### Excerpted records

---*---

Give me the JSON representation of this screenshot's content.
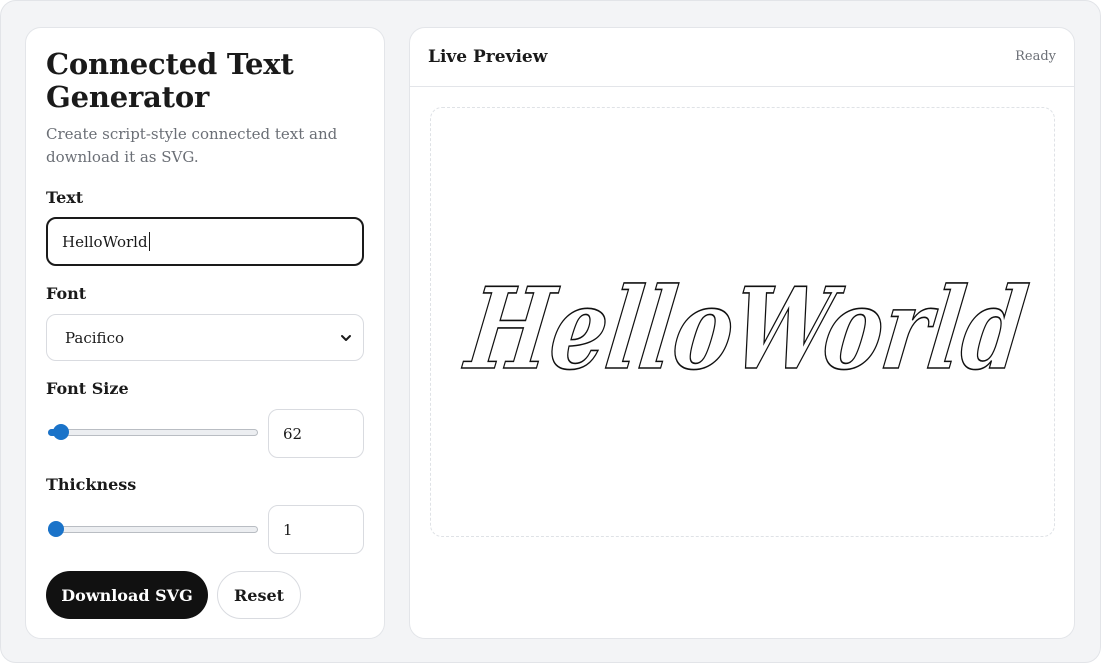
{
  "app": {
    "title": "Connected Text Generator",
    "subtitle": "Create script-style connected text and download it as SVG."
  },
  "controls": {
    "text_label": "Text",
    "text_value": "HelloWorld",
    "font_label": "Font",
    "font_selected": "Pacifico",
    "font_size_label": "Font Size",
    "font_size_value": "62",
    "font_size_fraction": 0.06,
    "thickness_label": "Thickness",
    "thickness_value": "1",
    "thickness_fraction": 0.0,
    "download_label": "Download SVG",
    "reset_label": "Reset"
  },
  "preview": {
    "title": "Live Preview",
    "status": "Ready",
    "rendered_text": "HelloWorld"
  },
  "colors": {
    "accent": "#1a73c9",
    "primary_button": "#111111",
    "outline": "#111111"
  },
  "icons": {
    "select_chevron": "chevron-down-icon"
  }
}
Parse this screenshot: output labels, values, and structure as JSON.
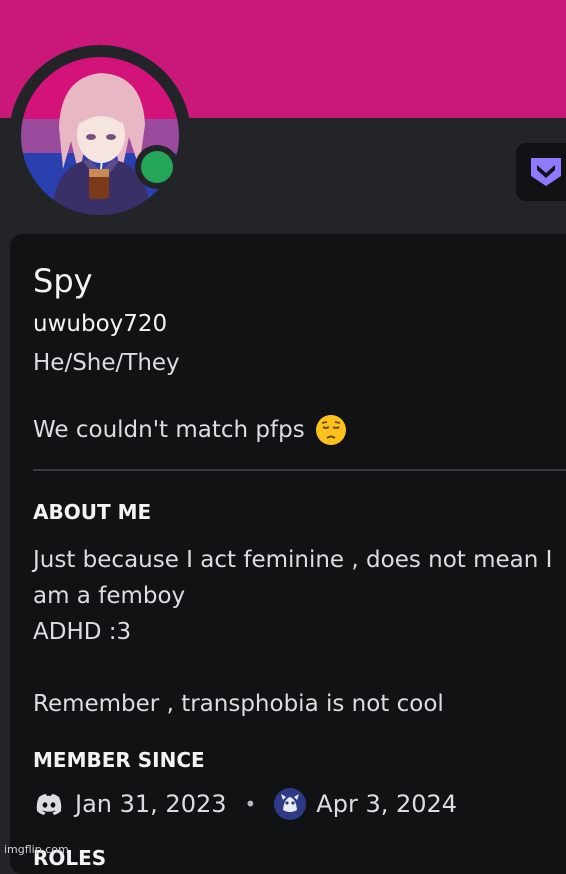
{
  "colors": {
    "banner": "#c9187a",
    "status_online": "#23a55a",
    "badge_accent": "#8f7aff"
  },
  "profile": {
    "display_name": "Spy",
    "username": "uwuboy720",
    "pronouns": "He/She/They",
    "custom_status": "We couldn't match pfps",
    "status_emoji": "pensive-face-icon"
  },
  "about": {
    "heading": "ABOUT ME",
    "lines": [
      "Just because I act feminine , does not mean I",
      "am a femboy",
      "ADHD :3",
      "",
      "Remember , transphobia is not cool"
    ]
  },
  "member_since": {
    "heading": "MEMBER SINCE",
    "discord_icon": "discord-icon",
    "discord_date": "Jan 31, 2023",
    "separator": "•",
    "server_icon": "server-icon",
    "server_date": "Apr 3, 2024"
  },
  "roles": {
    "heading": "ROLES"
  },
  "watermark": "imgflip.com"
}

---*---

### Goal of the exercise
Copy each line from the records above that includes the string "this".

### Task answer
Give me the JSON representation of this screenshot's content.
Parse this screenshot: output labels, values, and structure as JSON.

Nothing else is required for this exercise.